Stated exercise
Reproduce the material word for word; the images stay out.

Start Given information

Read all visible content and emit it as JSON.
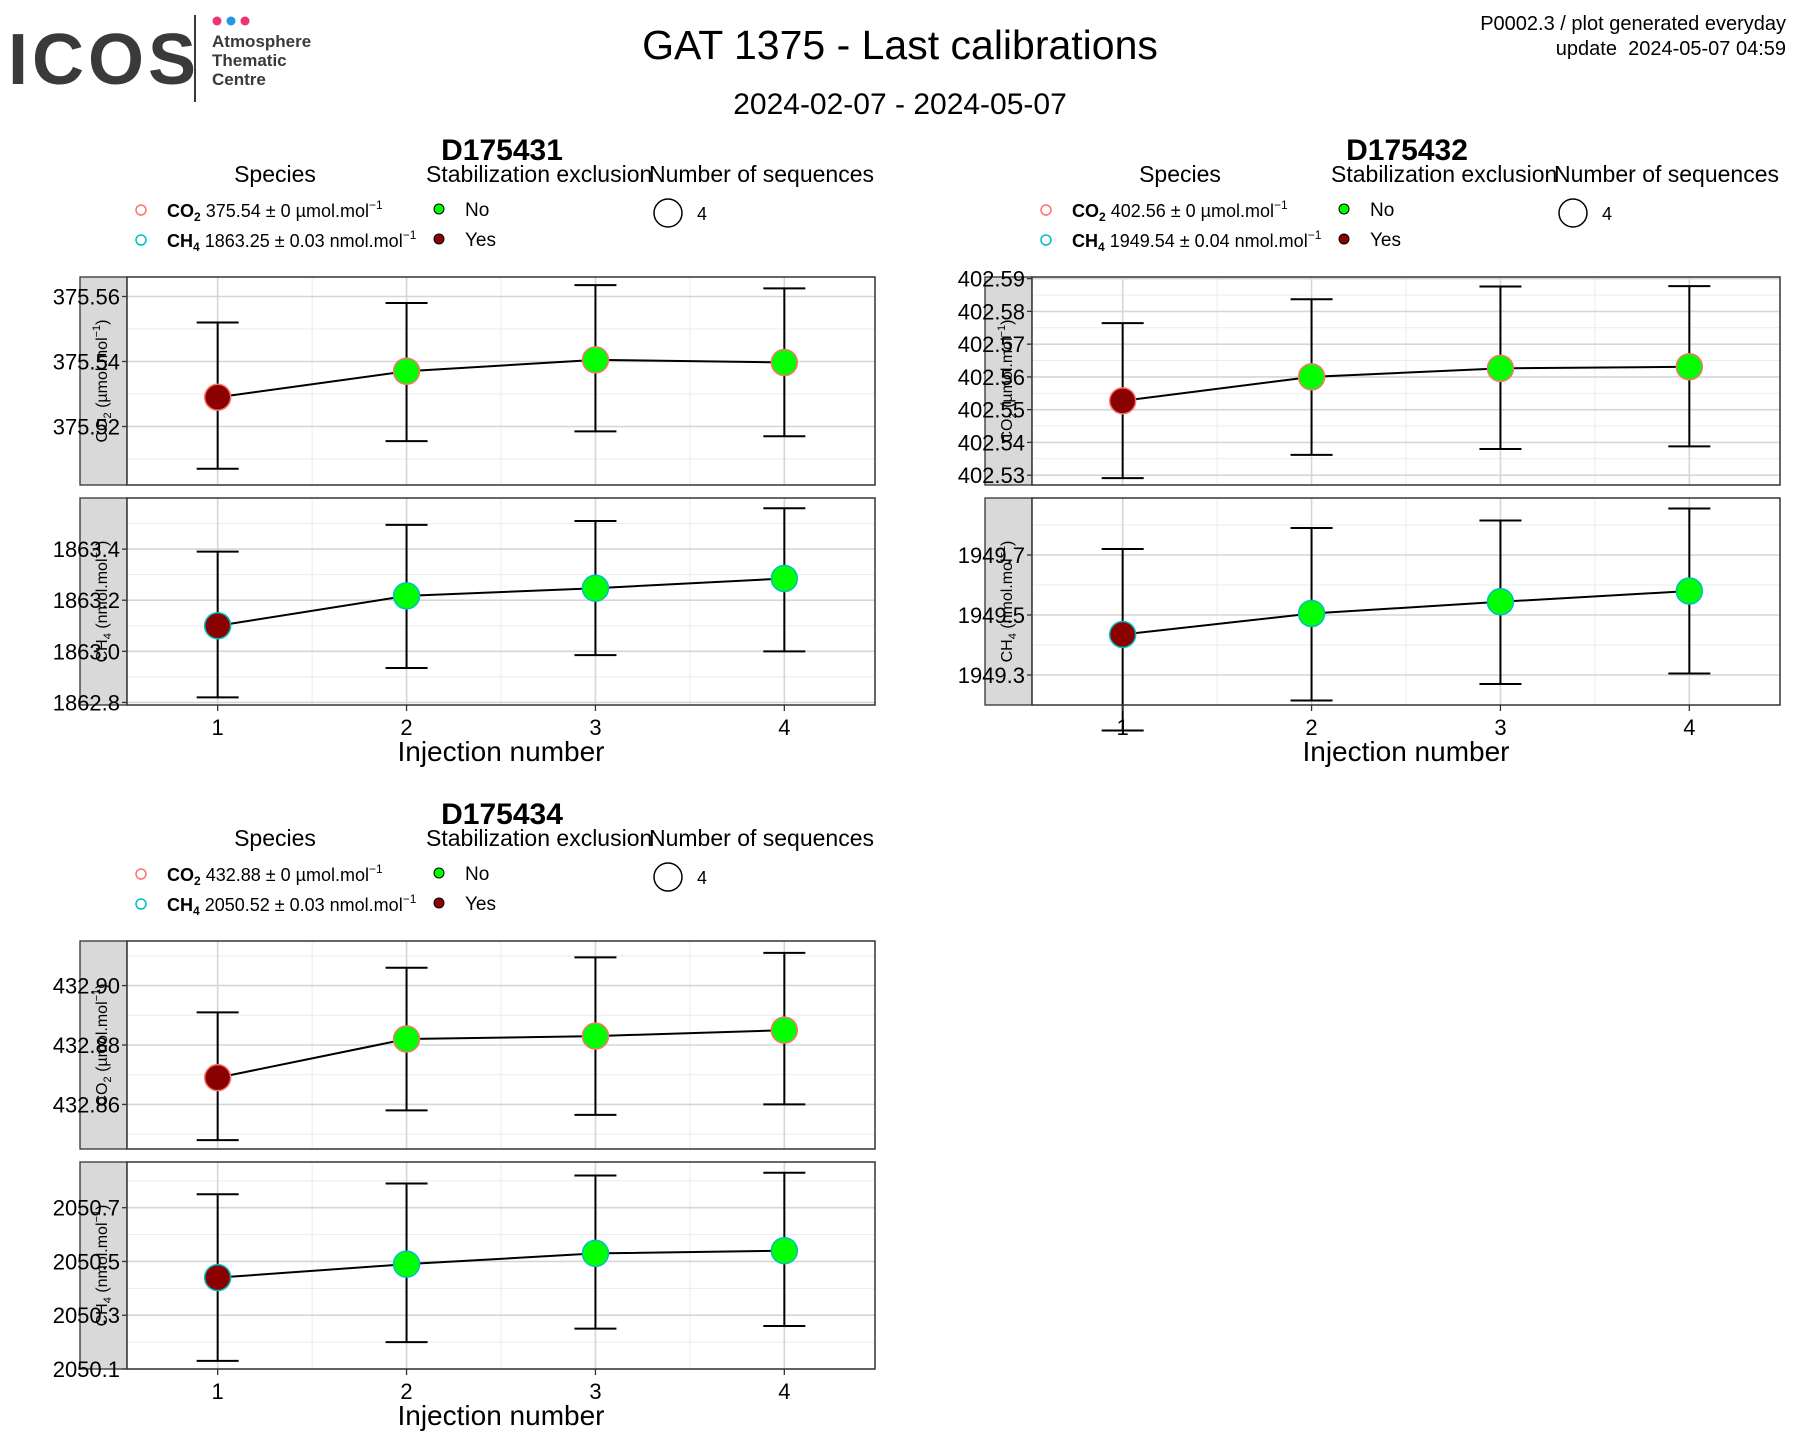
{
  "logo": {
    "wordmark": "ICOS",
    "line1": "Atmosphere",
    "line2": "Thematic",
    "line3": "Centre",
    "dot_colors": [
      "#e8386d",
      "#1e9be0",
      "#e8386d"
    ]
  },
  "header": {
    "title": "GAT 1375 - Last calibrations",
    "daterange": "2024-02-07 - 2024-05-07",
    "meta_line1": "P0002.3 / plot generated everyday",
    "meta_line2": "update  2024-05-07 04:59"
  },
  "legend_labels": {
    "species": "Species",
    "stab": "Stabilization exclusion",
    "nseq": "Number of sequences",
    "no": "No",
    "yes": "Yes",
    "nseq_value": "4"
  },
  "colors": {
    "co2_ring": "#f8766d",
    "ch4_ring": "#00bfc4",
    "no_fill": "#00ff00",
    "yes_fill": "#8b0000",
    "strip_bg": "#d9d9d9"
  },
  "chart_data": [
    {
      "type": "scatter",
      "title": "D175431",
      "xlabel": "Injection number",
      "x": [
        1,
        2,
        3,
        4
      ],
      "legend": {
        "co2_bold": "CO",
        "co2_text": "375.54 ± 0 µmol.mol",
        "ch4_bold": "CH",
        "ch4_text": "1863.25 ± 0.03 nmol.mol"
      },
      "panels": [
        {
          "species": "CO2",
          "strip": "CO",
          "strip_unit": "(µmol.mol",
          "ylim": [
            375.502,
            375.566
          ],
          "yticks": [
            375.52,
            375.54,
            375.56
          ],
          "ytick_labels": [
            "375.52",
            "375.54",
            "375.56"
          ],
          "values": [
            375.529,
            375.537,
            375.5405,
            375.5397
          ],
          "err_low": [
            375.507,
            375.5155,
            375.5185,
            375.517
          ],
          "err_high": [
            375.552,
            375.558,
            375.5635,
            375.5625
          ],
          "excluded": [
            true,
            false,
            false,
            false
          ]
        },
        {
          "species": "CH4",
          "strip": "CH",
          "strip_unit": "(nmol.mol",
          "ylim": [
            1862.79,
            1863.6
          ],
          "yticks": [
            1862.8,
            1863.0,
            1863.2,
            1863.4
          ],
          "ytick_labels": [
            "1862.8",
            "1863.0",
            "1863.2",
            "1863.4"
          ],
          "values": [
            1863.1,
            1863.217,
            1863.247,
            1863.285
          ],
          "err_low": [
            1862.82,
            1862.935,
            1862.985,
            1863.0
          ],
          "err_high": [
            1863.39,
            1863.495,
            1863.51,
            1863.56
          ],
          "excluded": [
            true,
            false,
            false,
            false
          ]
        }
      ]
    },
    {
      "type": "scatter",
      "title": "D175432",
      "xlabel": "Injection number",
      "x": [
        1,
        2,
        3,
        4
      ],
      "legend": {
        "co2_bold": "CO",
        "co2_text": "402.56 ± 0 µmol.mol",
        "ch4_bold": "CH",
        "ch4_text": "1949.54 ± 0.04 nmol.mol"
      },
      "panels": [
        {
          "species": "CO2",
          "strip": "CO",
          "strip_unit": "(µmol.mol",
          "ylim": [
            402.527,
            402.5905
          ],
          "yticks": [
            402.53,
            402.54,
            402.55,
            402.56,
            402.57,
            402.58,
            402.59
          ],
          "ytick_labels": [
            "402.53",
            "402.54",
            "402.55",
            "402.56",
            "402.57",
            "402.58",
            "402.59"
          ],
          "values": [
            402.5527,
            402.56,
            402.5626,
            402.5631
          ],
          "err_low": [
            402.5291,
            402.5362,
            402.538,
            402.5388
          ],
          "err_high": [
            402.5764,
            402.5837,
            402.5876,
            402.5877
          ],
          "excluded": [
            true,
            false,
            false,
            false
          ]
        },
        {
          "species": "CH4",
          "strip": "CH",
          "strip_unit": "(nmol.mol",
          "ylim": [
            1949.2,
            1949.89
          ],
          "yticks": [
            1949.3,
            1949.5,
            1949.7
          ],
          "ytick_labels": [
            "1949.3",
            "1949.5",
            "1949.7"
          ],
          "values": [
            1949.435,
            1949.505,
            1949.544,
            1949.58
          ],
          "err_low": [
            1949.115,
            1949.215,
            1949.27,
            1949.305
          ],
          "err_high": [
            1949.72,
            1949.79,
            1949.815,
            1949.855
          ],
          "excluded": [
            true,
            false,
            false,
            false
          ]
        }
      ]
    },
    {
      "type": "scatter",
      "title": "D175434",
      "xlabel": "Injection number",
      "x": [
        1,
        2,
        3,
        4
      ],
      "legend": {
        "co2_bold": "CO",
        "co2_text": "432.88 ± 0 µmol.mol",
        "ch4_bold": "CH",
        "ch4_text": "2050.52 ± 0.03 nmol.mol"
      },
      "panels": [
        {
          "species": "CO2",
          "strip": "CO",
          "strip_unit": "(µmol.mol",
          "ylim": [
            432.845,
            432.915
          ],
          "yticks": [
            432.86,
            432.88,
            432.9
          ],
          "ytick_labels": [
            "432.86",
            "432.88",
            "432.90"
          ],
          "values": [
            432.869,
            432.882,
            432.883,
            432.885
          ],
          "err_low": [
            432.848,
            432.858,
            432.8565,
            432.86
          ],
          "err_high": [
            432.891,
            432.906,
            432.9095,
            432.911
          ],
          "excluded": [
            true,
            false,
            false,
            false
          ]
        },
        {
          "species": "CH4",
          "strip": "CH",
          "strip_unit": "(nmol.mol",
          "ylim": [
            2050.1,
            2050.87
          ],
          "yticks": [
            2050.1,
            2050.3,
            2050.5,
            2050.7
          ],
          "ytick_labels": [
            "2050.1",
            "2050.3",
            "2050.5",
            "2050.7"
          ],
          "values": [
            2050.44,
            2050.49,
            2050.53,
            2050.54
          ],
          "err_low": [
            2050.13,
            2050.2,
            2050.25,
            2050.26
          ],
          "err_high": [
            2050.75,
            2050.79,
            2050.82,
            2050.83
          ],
          "excluded": [
            true,
            false,
            false,
            false
          ]
        }
      ]
    }
  ]
}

End Given information

Answer to this problem
Read all visible content and emit it as JSON.
{
  "logo": {
    "wordmark": "ICOS",
    "line1": "Atmosphere",
    "line2": "Thematic",
    "line3": "Centre",
    "dot_colors": [
      "#e8386d",
      "#1e9be0",
      "#e8386d"
    ]
  },
  "header": {
    "title": "GAT 1375 - Last calibrations",
    "daterange": "2024-02-07 - 2024-05-07",
    "meta_line1": "P0002.3 / plot generated everyday",
    "meta_line2": "update  2024-05-07 04:59"
  },
  "legend_labels": {
    "species": "Species",
    "stab": "Stabilization exclusion",
    "nseq": "Number of sequences",
    "no": "No",
    "yes": "Yes",
    "nseq_value": "4"
  },
  "colors": {
    "co2_ring": "#f8766d",
    "ch4_ring": "#00bfc4",
    "no_fill": "#00ff00",
    "yes_fill": "#8b0000",
    "strip_bg": "#d9d9d9"
  },
  "chart_data": [
    {
      "type": "scatter",
      "title": "D175431",
      "xlabel": "Injection number",
      "x": [
        1,
        2,
        3,
        4
      ],
      "legend": {
        "co2_bold": "CO",
        "co2_text": "375.54 ± 0 µmol.mol",
        "ch4_bold": "CH",
        "ch4_text": "1863.25 ± 0.03 nmol.mol"
      },
      "panels": [
        {
          "species": "CO2",
          "strip": "CO",
          "strip_unit": "(µmol.mol",
          "ylim": [
            375.502,
            375.566
          ],
          "yticks": [
            375.52,
            375.54,
            375.56
          ],
          "ytick_labels": [
            "375.52",
            "375.54",
            "375.56"
          ],
          "values": [
            375.529,
            375.537,
            375.5405,
            375.5397
          ],
          "err_low": [
            375.507,
            375.5155,
            375.5185,
            375.517
          ],
          "err_high": [
            375.552,
            375.558,
            375.5635,
            375.5625
          ],
          "excluded": [
            true,
            false,
            false,
            false
          ]
        },
        {
          "species": "CH4",
          "strip": "CH",
          "strip_unit": "(nmol.mol",
          "ylim": [
            1862.79,
            1863.6
          ],
          "yticks": [
            1862.8,
            1863.0,
            1863.2,
            1863.4
          ],
          "ytick_labels": [
            "1862.8",
            "1863.0",
            "1863.2",
            "1863.4"
          ],
          "values": [
            1863.1,
            1863.217,
            1863.247,
            1863.285
          ],
          "err_low": [
            1862.82,
            1862.935,
            1862.985,
            1863.0
          ],
          "err_high": [
            1863.39,
            1863.495,
            1863.51,
            1863.56
          ],
          "excluded": [
            true,
            false,
            false,
            false
          ]
        }
      ]
    },
    {
      "type": "scatter",
      "title": "D175432",
      "xlabel": "Injection number",
      "x": [
        1,
        2,
        3,
        4
      ],
      "legend": {
        "co2_bold": "CO",
        "co2_text": "402.56 ± 0 µmol.mol",
        "ch4_bold": "CH",
        "ch4_text": "1949.54 ± 0.04 nmol.mol"
      },
      "panels": [
        {
          "species": "CO2",
          "strip": "CO",
          "strip_unit": "(µmol.mol",
          "ylim": [
            402.527,
            402.5905
          ],
          "yticks": [
            402.53,
            402.54,
            402.55,
            402.56,
            402.57,
            402.58,
            402.59
          ],
          "ytick_labels": [
            "402.53",
            "402.54",
            "402.55",
            "402.56",
            "402.57",
            "402.58",
            "402.59"
          ],
          "values": [
            402.5527,
            402.56,
            402.5626,
            402.5631
          ],
          "err_low": [
            402.5291,
            402.5362,
            402.538,
            402.5388
          ],
          "err_high": [
            402.5764,
            402.5837,
            402.5876,
            402.5877
          ],
          "excluded": [
            true,
            false,
            false,
            false
          ]
        },
        {
          "species": "CH4",
          "strip": "CH",
          "strip_unit": "(nmol.mol",
          "ylim": [
            1949.2,
            1949.89
          ],
          "yticks": [
            1949.3,
            1949.5,
            1949.7
          ],
          "ytick_labels": [
            "1949.3",
            "1949.5",
            "1949.7"
          ],
          "values": [
            1949.435,
            1949.505,
            1949.544,
            1949.58
          ],
          "err_low": [
            1949.115,
            1949.215,
            1949.27,
            1949.305
          ],
          "err_high": [
            1949.72,
            1949.79,
            1949.815,
            1949.855
          ],
          "excluded": [
            true,
            false,
            false,
            false
          ]
        }
      ]
    },
    {
      "type": "scatter",
      "title": "D175434",
      "xlabel": "Injection number",
      "x": [
        1,
        2,
        3,
        4
      ],
      "legend": {
        "co2_bold": "CO",
        "co2_text": "432.88 ± 0 µmol.mol",
        "ch4_bold": "CH",
        "ch4_text": "2050.52 ± 0.03 nmol.mol"
      },
      "panels": [
        {
          "species": "CO2",
          "strip": "CO",
          "strip_unit": "(µmol.mol",
          "ylim": [
            432.845,
            432.915
          ],
          "yticks": [
            432.86,
            432.88,
            432.9
          ],
          "ytick_labels": [
            "432.86",
            "432.88",
            "432.90"
          ],
          "values": [
            432.869,
            432.882,
            432.883,
            432.885
          ],
          "err_low": [
            432.848,
            432.858,
            432.8565,
            432.86
          ],
          "err_high": [
            432.891,
            432.906,
            432.9095,
            432.911
          ],
          "excluded": [
            true,
            false,
            false,
            false
          ]
        },
        {
          "species": "CH4",
          "strip": "CH",
          "strip_unit": "(nmol.mol",
          "ylim": [
            2050.1,
            2050.87
          ],
          "yticks": [
            2050.1,
            2050.3,
            2050.5,
            2050.7
          ],
          "ytick_labels": [
            "2050.1",
            "2050.3",
            "2050.5",
            "2050.7"
          ],
          "values": [
            2050.44,
            2050.49,
            2050.53,
            2050.54
          ],
          "err_low": [
            2050.13,
            2050.2,
            2050.25,
            2050.26
          ],
          "err_high": [
            2050.75,
            2050.79,
            2050.82,
            2050.83
          ],
          "excluded": [
            true,
            false,
            false,
            false
          ]
        }
      ]
    }
  ]
}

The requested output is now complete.